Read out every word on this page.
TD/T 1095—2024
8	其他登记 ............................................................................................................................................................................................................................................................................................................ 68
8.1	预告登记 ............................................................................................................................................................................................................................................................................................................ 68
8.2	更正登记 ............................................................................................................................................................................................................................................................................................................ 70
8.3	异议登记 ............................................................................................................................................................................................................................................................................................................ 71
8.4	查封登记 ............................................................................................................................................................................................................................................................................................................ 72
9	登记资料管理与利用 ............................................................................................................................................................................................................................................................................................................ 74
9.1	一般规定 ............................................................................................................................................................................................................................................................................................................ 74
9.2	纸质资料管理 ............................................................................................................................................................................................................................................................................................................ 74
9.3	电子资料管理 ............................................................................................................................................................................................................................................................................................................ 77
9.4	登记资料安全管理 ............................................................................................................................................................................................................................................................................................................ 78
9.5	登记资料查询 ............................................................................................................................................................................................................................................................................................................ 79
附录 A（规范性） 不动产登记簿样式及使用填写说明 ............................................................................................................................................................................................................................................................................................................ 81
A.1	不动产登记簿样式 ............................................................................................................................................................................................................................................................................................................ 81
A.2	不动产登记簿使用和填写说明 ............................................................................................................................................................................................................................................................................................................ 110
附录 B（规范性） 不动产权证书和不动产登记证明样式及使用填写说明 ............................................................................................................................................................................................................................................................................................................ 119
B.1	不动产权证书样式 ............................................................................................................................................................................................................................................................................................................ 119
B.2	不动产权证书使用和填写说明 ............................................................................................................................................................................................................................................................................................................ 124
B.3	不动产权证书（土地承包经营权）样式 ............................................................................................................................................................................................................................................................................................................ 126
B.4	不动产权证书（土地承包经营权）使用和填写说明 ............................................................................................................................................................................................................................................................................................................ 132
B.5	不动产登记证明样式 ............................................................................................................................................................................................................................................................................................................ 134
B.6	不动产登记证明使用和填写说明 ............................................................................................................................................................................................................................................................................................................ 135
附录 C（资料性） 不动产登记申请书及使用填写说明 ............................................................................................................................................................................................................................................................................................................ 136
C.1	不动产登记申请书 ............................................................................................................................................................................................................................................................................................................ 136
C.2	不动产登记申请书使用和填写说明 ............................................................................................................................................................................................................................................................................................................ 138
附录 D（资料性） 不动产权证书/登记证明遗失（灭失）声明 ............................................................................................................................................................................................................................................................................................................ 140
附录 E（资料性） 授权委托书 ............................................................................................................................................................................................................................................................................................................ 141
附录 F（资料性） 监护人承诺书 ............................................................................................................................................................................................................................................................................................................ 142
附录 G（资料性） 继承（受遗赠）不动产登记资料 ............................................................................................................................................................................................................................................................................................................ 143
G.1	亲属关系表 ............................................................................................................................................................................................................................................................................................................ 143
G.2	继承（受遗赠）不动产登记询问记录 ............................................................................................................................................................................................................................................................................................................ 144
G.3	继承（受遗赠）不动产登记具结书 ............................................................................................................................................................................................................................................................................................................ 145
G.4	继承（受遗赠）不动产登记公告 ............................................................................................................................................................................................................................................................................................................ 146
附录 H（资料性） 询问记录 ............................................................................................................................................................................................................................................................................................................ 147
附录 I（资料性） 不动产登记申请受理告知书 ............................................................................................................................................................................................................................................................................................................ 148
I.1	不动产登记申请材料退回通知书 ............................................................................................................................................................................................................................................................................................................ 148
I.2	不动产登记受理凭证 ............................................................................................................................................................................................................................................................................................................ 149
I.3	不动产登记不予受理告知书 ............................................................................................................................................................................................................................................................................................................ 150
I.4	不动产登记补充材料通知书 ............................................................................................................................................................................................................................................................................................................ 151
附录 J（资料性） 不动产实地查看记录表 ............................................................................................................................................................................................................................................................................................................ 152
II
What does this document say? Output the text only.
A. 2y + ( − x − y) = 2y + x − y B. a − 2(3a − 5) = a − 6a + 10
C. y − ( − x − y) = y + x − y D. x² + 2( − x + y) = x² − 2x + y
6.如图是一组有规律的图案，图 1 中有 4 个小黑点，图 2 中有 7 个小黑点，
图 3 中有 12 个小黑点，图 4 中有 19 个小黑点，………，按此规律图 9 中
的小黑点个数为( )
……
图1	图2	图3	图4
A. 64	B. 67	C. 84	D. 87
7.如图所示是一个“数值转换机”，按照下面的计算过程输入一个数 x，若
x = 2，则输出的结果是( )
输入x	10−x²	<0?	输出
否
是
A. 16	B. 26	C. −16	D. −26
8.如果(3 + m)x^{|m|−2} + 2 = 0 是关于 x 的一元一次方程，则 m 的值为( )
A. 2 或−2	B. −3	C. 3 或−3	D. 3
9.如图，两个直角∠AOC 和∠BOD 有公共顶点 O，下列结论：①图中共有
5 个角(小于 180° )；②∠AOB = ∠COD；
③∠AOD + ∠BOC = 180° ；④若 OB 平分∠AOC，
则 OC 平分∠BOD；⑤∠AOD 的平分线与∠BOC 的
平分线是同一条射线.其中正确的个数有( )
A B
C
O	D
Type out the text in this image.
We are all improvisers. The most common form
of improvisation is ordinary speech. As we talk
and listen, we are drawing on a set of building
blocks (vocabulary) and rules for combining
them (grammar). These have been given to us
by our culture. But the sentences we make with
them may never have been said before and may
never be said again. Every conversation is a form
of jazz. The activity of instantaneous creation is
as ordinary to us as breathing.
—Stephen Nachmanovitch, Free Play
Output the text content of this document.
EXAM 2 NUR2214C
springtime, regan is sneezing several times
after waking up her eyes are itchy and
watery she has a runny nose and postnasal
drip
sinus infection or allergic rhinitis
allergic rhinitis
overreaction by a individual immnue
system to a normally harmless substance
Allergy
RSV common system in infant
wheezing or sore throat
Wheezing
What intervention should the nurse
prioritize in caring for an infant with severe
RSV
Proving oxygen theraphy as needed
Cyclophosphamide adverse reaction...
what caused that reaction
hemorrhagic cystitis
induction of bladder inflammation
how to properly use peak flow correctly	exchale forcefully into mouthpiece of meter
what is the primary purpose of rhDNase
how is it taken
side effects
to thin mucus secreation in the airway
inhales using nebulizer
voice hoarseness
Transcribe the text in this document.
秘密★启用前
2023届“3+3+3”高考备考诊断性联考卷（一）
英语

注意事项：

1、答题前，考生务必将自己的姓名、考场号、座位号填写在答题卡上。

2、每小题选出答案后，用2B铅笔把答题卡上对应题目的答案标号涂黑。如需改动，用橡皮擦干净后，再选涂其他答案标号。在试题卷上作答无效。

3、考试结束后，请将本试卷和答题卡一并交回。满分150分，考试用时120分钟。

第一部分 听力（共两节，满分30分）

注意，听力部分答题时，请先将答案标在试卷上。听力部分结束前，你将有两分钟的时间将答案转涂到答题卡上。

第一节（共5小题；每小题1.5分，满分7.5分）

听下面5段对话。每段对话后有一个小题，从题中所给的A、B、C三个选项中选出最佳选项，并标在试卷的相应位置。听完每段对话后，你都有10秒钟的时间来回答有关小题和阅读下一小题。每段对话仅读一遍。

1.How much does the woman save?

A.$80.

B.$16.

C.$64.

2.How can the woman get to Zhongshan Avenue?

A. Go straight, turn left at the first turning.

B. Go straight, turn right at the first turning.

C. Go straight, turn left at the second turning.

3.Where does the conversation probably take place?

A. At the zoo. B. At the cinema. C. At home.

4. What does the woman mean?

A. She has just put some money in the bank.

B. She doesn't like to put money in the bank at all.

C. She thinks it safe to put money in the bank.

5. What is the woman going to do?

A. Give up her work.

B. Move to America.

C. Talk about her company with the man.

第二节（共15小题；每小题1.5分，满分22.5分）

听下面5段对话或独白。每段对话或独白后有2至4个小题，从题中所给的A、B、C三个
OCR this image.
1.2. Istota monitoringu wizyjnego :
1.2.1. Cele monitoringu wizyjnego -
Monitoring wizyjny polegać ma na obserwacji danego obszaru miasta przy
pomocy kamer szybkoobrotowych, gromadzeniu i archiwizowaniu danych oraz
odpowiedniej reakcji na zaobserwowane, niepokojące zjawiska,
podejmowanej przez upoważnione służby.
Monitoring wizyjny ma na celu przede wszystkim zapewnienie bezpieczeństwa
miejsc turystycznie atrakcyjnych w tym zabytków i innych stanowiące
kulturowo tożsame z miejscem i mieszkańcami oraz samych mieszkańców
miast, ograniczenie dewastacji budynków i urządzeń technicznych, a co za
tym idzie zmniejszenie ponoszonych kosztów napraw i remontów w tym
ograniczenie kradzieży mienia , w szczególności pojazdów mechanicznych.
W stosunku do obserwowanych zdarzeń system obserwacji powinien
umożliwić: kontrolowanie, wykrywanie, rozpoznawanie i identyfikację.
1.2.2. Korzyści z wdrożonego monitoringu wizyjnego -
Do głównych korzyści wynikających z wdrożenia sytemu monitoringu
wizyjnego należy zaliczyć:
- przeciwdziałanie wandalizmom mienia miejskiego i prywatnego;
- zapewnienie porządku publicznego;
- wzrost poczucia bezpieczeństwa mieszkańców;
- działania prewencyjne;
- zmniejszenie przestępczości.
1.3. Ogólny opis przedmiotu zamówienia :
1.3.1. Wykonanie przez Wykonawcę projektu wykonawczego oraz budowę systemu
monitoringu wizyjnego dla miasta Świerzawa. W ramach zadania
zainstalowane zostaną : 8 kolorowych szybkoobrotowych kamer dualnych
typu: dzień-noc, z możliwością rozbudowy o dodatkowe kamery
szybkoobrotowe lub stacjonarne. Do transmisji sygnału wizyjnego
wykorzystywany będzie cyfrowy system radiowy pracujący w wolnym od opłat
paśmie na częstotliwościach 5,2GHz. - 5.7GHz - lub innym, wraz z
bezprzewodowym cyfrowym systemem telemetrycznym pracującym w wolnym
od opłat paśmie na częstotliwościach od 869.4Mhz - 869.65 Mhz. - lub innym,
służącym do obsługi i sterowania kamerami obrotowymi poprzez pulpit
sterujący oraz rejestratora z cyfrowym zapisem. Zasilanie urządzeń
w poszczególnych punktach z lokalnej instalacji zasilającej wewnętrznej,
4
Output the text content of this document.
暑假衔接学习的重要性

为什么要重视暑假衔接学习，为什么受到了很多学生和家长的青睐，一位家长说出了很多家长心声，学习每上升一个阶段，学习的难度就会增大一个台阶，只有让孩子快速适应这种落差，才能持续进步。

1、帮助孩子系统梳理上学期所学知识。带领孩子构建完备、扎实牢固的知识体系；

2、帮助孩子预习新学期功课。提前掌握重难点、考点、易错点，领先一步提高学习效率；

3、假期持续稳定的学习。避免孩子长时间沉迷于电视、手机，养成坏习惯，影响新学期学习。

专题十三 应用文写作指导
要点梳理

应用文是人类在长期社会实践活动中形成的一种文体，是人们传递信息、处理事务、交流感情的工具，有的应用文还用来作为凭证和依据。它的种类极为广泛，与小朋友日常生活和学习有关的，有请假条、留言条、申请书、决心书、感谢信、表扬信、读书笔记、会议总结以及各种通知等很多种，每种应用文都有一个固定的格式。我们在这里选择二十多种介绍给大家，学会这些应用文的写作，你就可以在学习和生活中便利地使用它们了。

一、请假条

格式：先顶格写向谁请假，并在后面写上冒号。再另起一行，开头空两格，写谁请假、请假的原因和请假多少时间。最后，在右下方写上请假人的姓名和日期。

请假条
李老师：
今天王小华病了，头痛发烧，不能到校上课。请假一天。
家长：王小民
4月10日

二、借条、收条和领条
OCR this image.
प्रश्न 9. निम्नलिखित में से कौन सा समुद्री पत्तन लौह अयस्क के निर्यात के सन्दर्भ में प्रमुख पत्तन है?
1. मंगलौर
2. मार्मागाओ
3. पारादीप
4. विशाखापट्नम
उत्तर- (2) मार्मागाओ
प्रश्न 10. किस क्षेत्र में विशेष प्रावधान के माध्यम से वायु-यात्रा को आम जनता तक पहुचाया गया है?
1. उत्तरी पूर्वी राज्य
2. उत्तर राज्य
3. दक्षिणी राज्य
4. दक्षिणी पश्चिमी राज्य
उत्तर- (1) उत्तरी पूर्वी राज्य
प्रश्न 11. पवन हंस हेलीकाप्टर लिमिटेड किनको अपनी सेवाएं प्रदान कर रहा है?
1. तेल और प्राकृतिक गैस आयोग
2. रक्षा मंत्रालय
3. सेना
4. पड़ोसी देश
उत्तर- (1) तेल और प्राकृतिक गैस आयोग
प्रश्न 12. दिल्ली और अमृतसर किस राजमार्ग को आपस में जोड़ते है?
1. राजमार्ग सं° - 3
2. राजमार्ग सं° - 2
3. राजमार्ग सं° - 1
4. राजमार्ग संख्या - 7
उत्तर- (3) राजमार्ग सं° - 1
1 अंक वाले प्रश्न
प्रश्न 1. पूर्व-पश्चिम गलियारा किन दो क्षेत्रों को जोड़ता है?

+ + + +

**Task prompt**
Nothing but a number is needed here: how many lines hold the string "straight"?

**The response**
3